Aim:
Write out the listing exactly as it is given.

Record set:

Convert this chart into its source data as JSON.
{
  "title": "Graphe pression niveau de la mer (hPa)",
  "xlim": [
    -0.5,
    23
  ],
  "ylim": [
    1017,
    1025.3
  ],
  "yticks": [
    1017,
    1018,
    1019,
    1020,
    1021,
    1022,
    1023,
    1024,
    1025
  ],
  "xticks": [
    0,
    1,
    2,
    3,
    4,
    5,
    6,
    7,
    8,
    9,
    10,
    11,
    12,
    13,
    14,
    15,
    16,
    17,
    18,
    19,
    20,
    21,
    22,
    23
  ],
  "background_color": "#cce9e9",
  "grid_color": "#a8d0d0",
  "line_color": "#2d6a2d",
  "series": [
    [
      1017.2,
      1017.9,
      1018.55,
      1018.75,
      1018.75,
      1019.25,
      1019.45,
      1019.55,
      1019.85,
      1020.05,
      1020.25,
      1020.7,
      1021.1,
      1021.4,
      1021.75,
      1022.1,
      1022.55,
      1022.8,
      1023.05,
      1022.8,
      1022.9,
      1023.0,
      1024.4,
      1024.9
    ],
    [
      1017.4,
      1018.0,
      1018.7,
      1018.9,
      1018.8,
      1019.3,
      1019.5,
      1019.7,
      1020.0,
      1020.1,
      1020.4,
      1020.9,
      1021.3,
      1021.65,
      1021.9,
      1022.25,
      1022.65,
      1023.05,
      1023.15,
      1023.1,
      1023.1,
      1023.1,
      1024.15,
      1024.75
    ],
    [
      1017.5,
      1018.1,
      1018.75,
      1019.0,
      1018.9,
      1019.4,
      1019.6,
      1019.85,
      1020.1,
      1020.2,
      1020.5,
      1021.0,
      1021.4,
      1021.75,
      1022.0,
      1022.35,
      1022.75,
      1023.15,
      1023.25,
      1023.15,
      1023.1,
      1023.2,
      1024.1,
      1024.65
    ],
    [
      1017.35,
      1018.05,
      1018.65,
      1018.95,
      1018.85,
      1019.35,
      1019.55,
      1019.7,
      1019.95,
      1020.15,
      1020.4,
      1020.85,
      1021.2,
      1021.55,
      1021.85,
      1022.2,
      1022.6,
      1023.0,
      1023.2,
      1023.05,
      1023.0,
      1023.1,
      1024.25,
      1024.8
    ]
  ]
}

Solution to the problem:
Convert this chart into its source data as JSON.
{
  "title": "Graphe pression niveau de la mer (hPa)",
  "xlim": [
    -0.5,
    23
  ],
  "ylim": [
    1017,
    1025.3
  ],
  "yticks": [
    1017,
    1018,
    1019,
    1020,
    1021,
    1022,
    1023,
    1024,
    1025
  ],
  "xticks": [
    0,
    1,
    2,
    3,
    4,
    5,
    6,
    7,
    8,
    9,
    10,
    11,
    12,
    13,
    14,
    15,
    16,
    17,
    18,
    19,
    20,
    21,
    22,
    23
  ],
  "background_color": "#cce9e9",
  "grid_color": "#a8d0d0",
  "line_color": "#2d6a2d",
  "series": [
    [
      1017.2,
      1017.9,
      1018.55,
      1018.75,
      1018.75,
      1019.25,
      1019.45,
      1019.55,
      1019.85,
      1020.05,
      1020.25,
      1020.7,
      1021.1,
      1021.4,
      1021.75,
      1022.1,
      1022.55,
      1022.8,
      1023.05,
      1022.8,
      1022.9,
      1023.0,
      1024.4,
      1024.9
    ],
    [
      1017.4,
      1018.0,
      1018.7,
      1018.9,
      1018.8,
      1019.3,
      1019.5,
      1019.7,
      1020.0,
      1020.1,
      1020.4,
      1020.9,
      1021.3,
      1021.65,
      1021.9,
      1022.25,
      1022.65,
      1023.05,
      1023.15,
      1023.1,
      1023.1,
      1023.1,
      1024.15,
      1024.75
    ],
    [
      1017.5,
      1018.1,
      1018.75,
      1019.0,
      1018.9,
      1019.4,
      1019.6,
      1019.85,
      1020.1,
      1020.2,
      1020.5,
      1021.0,
      1021.4,
      1021.75,
      1022.0,
      1022.35,
      1022.75,
      1023.15,
      1023.25,
      1023.15,
      1023.1,
      1023.2,
      1024.1,
      1024.65
    ],
    [
      1017.35,
      1018.05,
      1018.65,
      1018.95,
      1018.85,
      1019.35,
      1019.55,
      1019.7,
      1019.95,
      1020.15,
      1020.4,
      1020.85,
      1021.2,
      1021.55,
      1021.85,
      1022.2,
      1022.6,
      1023.0,
      1023.2,
      1023.05,
      1023.0,
      1023.1,
      1024.25,
      1024.8
    ]
  ]
}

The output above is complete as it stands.